ENTRIES PROVIDED
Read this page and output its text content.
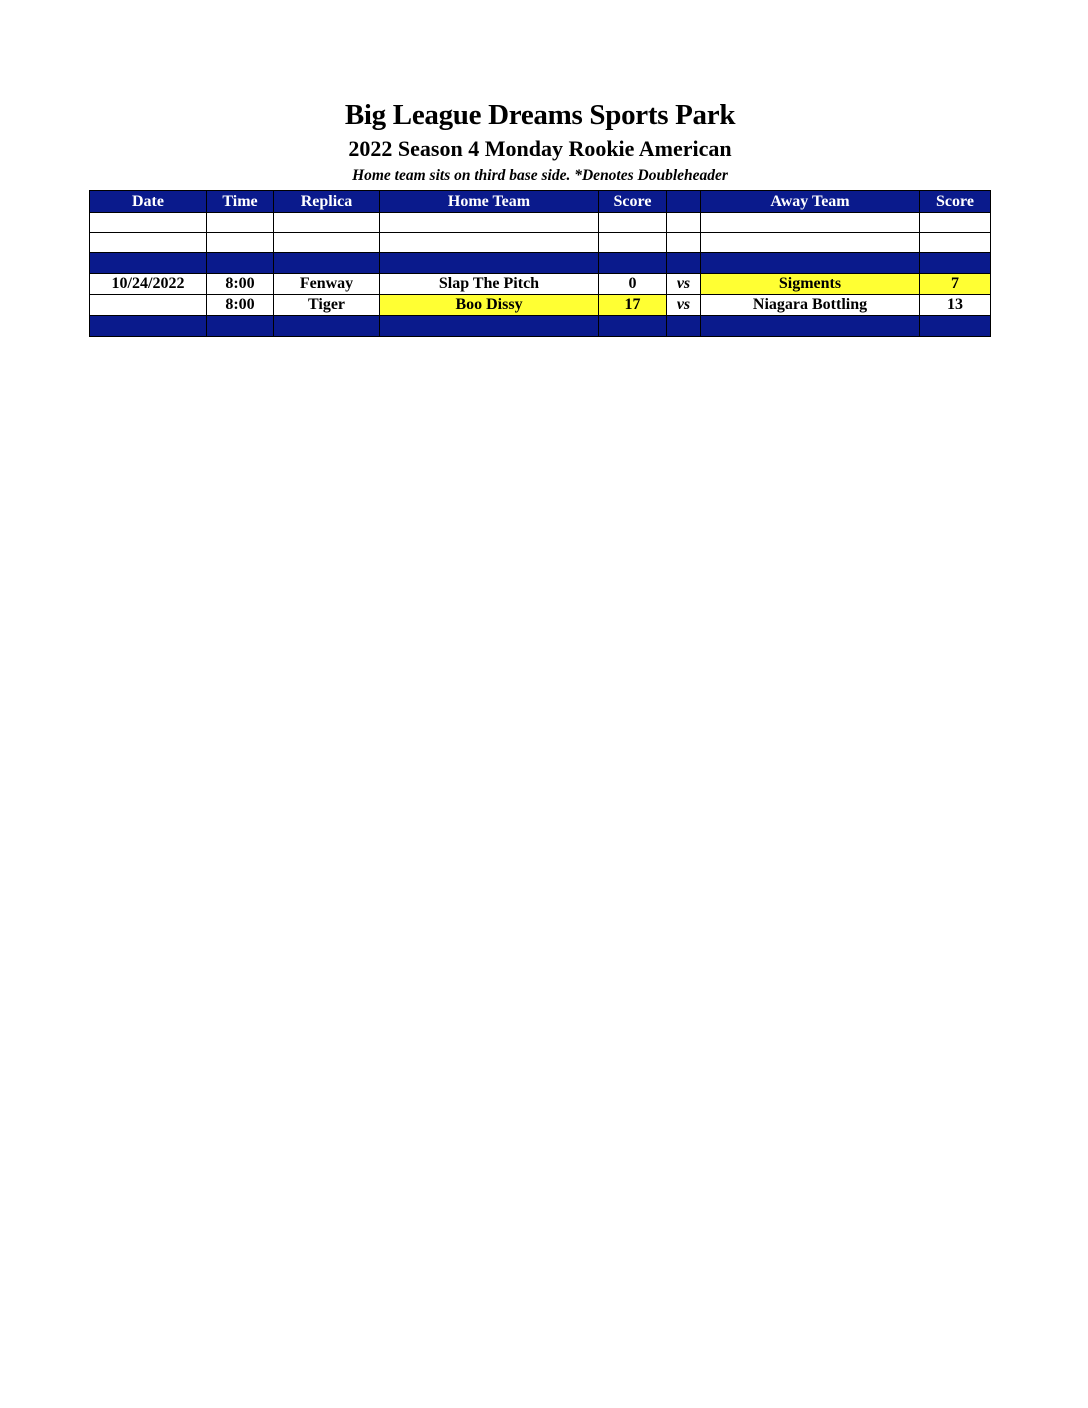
Big League Dreams Sports Park
2022 Season 4 Monday Rookie American
Home team sits on third base side. *Denotes Doubleheader
Date	Time	Replica	Home Team	Score		Away Team	Score

10/24/2022	8:00	Fenway	Slap The Pitch	0	vs	Sigments	7
	8:00	Tiger	Boo Dissy	17	vs	Niagara Bottling	13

TO DO
Write out every line of the entries that holds the word "Home".

WRITTEN SOLUTION
Home team sits on third base side. *Denotes Doubleheader
Date	Time	Replica	Home Team	Score		Away Team	Score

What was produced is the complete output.